** Begin **
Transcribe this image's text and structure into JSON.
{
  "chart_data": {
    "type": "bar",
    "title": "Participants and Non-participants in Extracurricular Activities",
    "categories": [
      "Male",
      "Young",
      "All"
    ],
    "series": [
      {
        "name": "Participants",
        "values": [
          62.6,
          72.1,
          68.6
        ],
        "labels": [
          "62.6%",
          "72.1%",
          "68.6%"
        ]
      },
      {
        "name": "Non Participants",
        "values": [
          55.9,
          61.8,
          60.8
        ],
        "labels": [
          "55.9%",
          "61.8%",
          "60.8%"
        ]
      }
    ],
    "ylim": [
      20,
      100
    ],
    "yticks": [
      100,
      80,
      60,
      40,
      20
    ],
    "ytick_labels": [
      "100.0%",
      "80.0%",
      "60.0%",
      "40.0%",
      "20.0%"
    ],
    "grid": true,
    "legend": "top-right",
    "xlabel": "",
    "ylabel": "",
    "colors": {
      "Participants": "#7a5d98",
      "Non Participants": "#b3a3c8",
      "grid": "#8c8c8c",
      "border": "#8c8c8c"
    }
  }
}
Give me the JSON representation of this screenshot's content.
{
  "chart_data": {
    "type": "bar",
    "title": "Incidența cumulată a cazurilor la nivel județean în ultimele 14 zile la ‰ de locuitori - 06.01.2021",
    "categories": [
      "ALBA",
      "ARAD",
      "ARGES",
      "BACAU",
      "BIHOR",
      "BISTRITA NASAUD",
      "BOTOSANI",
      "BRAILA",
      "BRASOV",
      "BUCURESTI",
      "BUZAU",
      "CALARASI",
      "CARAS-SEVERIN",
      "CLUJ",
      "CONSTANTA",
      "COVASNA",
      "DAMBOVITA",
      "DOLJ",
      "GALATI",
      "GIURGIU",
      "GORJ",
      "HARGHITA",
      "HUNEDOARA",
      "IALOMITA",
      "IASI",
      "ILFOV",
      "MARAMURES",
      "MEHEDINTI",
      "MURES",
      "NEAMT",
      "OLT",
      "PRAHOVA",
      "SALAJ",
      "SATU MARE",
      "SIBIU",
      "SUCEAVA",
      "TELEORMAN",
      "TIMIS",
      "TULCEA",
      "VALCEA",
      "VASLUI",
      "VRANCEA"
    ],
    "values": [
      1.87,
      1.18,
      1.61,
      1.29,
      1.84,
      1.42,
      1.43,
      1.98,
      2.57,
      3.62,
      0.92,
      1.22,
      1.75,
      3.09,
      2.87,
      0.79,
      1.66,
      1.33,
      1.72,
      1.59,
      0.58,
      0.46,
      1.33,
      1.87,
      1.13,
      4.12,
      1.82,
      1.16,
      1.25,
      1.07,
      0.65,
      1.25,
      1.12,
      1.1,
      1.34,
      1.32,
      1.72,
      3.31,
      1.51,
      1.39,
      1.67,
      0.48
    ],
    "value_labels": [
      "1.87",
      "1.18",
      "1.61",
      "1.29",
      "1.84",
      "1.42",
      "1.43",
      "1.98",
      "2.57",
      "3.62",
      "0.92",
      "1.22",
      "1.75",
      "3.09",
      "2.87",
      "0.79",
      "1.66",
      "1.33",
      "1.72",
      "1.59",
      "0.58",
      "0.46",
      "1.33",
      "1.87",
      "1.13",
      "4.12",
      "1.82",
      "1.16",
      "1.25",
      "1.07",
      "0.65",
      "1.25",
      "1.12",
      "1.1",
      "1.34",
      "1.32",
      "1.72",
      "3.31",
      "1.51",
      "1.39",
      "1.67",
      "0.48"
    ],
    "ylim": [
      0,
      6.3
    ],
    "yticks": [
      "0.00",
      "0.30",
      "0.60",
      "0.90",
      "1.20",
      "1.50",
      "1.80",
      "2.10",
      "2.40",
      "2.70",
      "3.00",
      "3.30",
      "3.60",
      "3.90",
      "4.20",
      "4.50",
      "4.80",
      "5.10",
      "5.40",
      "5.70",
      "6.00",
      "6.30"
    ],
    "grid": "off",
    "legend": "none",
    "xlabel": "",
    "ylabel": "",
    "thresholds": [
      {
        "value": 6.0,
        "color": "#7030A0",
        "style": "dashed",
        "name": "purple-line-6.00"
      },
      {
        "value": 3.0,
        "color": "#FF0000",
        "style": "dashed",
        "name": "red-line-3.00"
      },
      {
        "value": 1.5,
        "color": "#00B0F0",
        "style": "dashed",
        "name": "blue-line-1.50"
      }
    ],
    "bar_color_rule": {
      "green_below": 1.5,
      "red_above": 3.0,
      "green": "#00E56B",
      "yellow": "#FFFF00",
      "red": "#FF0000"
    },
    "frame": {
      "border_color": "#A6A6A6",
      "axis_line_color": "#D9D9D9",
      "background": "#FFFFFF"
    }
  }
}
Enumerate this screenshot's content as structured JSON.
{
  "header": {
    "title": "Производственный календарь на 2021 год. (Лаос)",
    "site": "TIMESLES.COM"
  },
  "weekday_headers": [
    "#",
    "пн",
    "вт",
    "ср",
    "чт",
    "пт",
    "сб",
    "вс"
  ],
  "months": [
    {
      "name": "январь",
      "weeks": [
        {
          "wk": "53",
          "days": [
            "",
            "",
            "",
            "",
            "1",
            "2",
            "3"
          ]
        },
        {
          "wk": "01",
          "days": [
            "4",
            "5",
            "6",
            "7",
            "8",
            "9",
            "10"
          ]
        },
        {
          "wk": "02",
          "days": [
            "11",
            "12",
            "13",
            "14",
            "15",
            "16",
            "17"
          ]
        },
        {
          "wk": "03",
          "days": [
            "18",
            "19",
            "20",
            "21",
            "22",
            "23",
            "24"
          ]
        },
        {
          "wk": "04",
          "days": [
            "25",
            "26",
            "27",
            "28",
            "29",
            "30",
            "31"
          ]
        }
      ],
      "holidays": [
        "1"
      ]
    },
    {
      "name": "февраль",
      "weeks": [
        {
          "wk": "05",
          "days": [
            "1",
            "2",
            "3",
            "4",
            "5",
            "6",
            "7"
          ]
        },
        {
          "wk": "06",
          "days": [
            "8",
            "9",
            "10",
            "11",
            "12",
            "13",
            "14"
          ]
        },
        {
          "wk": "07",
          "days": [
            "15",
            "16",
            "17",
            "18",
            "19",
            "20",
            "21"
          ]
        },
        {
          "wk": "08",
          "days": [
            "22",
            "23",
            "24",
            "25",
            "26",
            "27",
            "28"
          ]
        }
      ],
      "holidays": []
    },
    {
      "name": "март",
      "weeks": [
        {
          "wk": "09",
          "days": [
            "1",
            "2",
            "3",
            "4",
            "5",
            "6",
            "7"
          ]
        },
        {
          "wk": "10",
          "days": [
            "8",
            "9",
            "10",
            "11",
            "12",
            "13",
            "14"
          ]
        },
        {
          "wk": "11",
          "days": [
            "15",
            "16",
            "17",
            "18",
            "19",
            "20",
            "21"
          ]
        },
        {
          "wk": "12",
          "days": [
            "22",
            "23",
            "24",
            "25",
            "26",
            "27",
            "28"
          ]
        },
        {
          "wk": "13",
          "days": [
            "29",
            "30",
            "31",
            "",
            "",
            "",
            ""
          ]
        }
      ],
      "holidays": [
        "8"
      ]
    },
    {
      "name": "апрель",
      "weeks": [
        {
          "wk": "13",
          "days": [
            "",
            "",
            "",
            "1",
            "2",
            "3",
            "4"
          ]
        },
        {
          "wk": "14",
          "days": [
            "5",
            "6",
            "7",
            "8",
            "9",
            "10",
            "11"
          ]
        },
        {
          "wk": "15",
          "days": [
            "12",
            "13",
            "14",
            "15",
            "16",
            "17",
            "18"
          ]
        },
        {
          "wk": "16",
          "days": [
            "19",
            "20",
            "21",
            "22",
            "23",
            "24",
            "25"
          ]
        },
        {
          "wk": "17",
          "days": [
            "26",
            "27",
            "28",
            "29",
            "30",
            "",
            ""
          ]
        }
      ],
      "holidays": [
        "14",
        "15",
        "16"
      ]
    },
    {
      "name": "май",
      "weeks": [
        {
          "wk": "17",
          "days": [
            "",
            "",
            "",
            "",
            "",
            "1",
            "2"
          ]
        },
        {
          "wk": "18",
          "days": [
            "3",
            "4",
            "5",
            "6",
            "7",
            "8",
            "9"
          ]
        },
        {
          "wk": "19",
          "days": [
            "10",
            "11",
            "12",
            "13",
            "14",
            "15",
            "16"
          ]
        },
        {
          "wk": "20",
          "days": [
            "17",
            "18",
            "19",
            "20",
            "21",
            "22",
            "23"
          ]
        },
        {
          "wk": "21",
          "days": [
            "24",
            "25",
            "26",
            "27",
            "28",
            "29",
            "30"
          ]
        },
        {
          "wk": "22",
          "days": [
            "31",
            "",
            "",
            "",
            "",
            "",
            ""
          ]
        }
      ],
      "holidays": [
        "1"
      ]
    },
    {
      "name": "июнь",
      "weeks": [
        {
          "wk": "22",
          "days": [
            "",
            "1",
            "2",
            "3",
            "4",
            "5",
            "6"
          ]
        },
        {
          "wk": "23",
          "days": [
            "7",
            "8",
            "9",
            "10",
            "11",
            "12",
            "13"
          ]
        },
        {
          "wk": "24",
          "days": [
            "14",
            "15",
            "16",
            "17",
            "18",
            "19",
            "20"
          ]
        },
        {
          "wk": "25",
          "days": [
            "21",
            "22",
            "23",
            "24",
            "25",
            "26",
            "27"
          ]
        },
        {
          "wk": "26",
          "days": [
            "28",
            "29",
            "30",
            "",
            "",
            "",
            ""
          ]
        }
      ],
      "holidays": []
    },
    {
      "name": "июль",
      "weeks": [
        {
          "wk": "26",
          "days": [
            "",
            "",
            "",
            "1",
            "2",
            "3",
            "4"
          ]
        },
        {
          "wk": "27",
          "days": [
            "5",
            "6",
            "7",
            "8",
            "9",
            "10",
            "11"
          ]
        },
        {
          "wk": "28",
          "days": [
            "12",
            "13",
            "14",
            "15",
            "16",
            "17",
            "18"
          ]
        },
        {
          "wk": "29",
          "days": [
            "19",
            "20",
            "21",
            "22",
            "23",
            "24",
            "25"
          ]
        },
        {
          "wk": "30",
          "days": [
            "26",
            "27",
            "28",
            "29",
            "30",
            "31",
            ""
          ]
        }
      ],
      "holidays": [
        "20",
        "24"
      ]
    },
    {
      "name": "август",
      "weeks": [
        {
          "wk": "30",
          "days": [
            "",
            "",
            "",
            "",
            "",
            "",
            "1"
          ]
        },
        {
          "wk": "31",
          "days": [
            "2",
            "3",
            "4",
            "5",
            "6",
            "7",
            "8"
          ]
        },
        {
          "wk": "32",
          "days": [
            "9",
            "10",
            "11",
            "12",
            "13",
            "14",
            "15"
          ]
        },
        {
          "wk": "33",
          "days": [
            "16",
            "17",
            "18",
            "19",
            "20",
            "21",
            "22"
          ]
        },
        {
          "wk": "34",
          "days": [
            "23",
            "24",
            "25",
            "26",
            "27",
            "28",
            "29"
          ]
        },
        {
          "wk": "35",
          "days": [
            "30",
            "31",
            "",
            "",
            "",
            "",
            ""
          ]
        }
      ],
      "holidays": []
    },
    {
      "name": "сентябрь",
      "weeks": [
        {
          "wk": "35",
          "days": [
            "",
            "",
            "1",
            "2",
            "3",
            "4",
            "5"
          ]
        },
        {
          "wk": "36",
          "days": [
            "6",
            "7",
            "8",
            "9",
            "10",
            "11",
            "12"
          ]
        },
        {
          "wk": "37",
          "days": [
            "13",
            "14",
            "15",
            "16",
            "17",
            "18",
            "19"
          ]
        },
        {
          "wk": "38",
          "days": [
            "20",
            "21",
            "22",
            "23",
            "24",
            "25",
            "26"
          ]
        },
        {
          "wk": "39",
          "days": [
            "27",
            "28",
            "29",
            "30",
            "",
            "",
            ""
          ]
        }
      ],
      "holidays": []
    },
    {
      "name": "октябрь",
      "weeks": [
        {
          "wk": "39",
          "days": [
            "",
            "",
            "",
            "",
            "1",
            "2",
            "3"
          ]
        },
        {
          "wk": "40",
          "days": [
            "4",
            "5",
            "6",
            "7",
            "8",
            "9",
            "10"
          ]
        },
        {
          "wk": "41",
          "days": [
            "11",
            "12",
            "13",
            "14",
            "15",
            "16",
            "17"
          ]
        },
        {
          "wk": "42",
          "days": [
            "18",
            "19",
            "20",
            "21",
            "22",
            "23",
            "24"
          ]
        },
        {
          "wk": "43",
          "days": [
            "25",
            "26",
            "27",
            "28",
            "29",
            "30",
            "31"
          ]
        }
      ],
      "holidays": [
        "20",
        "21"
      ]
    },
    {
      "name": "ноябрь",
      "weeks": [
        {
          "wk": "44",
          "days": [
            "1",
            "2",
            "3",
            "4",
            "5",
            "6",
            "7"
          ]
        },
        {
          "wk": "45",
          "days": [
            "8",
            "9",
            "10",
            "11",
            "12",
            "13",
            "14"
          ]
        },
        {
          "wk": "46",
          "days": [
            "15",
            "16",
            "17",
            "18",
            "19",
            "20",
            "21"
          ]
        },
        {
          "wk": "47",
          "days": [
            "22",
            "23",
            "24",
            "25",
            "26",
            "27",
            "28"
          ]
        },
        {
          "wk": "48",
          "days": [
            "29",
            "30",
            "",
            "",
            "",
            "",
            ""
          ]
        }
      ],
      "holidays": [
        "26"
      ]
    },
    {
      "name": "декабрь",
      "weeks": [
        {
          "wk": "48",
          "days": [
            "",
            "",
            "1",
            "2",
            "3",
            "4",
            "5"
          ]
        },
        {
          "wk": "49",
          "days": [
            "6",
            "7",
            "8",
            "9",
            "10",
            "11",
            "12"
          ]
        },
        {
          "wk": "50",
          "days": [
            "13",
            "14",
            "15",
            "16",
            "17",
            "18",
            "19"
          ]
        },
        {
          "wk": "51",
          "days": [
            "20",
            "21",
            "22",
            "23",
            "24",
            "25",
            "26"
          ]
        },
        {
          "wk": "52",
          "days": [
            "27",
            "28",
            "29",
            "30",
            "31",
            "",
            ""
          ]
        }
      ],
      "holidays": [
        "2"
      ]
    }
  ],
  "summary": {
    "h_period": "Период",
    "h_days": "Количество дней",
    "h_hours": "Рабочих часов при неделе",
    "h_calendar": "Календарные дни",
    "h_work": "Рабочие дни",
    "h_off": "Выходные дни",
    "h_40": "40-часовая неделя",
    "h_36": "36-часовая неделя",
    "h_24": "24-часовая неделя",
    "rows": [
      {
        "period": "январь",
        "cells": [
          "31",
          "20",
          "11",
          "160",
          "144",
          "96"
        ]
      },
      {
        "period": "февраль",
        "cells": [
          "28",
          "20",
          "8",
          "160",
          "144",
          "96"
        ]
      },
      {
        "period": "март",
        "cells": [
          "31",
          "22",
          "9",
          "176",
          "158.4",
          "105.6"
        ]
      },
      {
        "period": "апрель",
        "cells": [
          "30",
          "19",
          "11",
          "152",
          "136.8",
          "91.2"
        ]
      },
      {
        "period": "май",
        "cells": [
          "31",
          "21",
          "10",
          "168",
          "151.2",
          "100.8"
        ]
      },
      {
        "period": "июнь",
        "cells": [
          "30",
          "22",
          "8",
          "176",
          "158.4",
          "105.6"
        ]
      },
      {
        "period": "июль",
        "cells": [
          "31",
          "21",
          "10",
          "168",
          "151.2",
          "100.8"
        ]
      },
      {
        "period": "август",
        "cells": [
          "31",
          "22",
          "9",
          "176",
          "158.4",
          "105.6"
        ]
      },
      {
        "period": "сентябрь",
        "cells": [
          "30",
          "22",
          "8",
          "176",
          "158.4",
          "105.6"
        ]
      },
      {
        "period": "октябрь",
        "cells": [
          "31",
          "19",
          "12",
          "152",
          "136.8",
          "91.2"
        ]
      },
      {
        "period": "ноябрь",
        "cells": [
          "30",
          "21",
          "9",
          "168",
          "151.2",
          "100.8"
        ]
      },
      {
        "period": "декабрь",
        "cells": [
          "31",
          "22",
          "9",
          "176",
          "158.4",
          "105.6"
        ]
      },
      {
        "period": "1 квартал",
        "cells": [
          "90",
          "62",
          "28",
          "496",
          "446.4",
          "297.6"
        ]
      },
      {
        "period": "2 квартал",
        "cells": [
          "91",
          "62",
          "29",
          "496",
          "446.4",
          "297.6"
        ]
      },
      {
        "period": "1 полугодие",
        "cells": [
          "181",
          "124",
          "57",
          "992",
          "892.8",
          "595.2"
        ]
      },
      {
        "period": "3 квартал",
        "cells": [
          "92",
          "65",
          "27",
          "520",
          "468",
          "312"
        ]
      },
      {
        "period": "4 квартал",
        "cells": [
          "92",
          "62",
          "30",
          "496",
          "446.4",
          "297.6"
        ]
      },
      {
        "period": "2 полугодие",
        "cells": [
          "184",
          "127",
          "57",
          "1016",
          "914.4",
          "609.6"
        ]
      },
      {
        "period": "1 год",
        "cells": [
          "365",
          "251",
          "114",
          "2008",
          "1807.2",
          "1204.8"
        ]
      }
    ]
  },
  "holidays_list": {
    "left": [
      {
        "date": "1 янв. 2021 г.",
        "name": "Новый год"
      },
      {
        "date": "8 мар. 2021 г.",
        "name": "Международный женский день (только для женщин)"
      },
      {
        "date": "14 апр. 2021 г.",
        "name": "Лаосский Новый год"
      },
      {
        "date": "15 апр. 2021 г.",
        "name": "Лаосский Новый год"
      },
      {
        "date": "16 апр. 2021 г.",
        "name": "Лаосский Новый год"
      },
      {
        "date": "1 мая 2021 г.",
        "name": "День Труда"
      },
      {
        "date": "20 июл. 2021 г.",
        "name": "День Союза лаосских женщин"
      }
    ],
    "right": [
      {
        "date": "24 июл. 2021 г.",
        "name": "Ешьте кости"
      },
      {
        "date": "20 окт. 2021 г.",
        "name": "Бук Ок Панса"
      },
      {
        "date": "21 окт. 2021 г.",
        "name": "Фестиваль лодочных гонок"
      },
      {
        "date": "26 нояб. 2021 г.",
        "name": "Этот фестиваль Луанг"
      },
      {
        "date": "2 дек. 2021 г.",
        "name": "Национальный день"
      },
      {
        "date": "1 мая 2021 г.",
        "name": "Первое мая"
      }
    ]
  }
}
** End **
GOAL: Using the listing, copy every line where the word "Participants" shows up.

SOLUTION TO THIS EXERCISE:
    "title": "Participants and Non-participants in Extracurricular Activities",
        "name": "Participants",
        "name": "Non Participants",
      "Participants": "#7a5d98",
      "Non Participants": "#b3a3c8",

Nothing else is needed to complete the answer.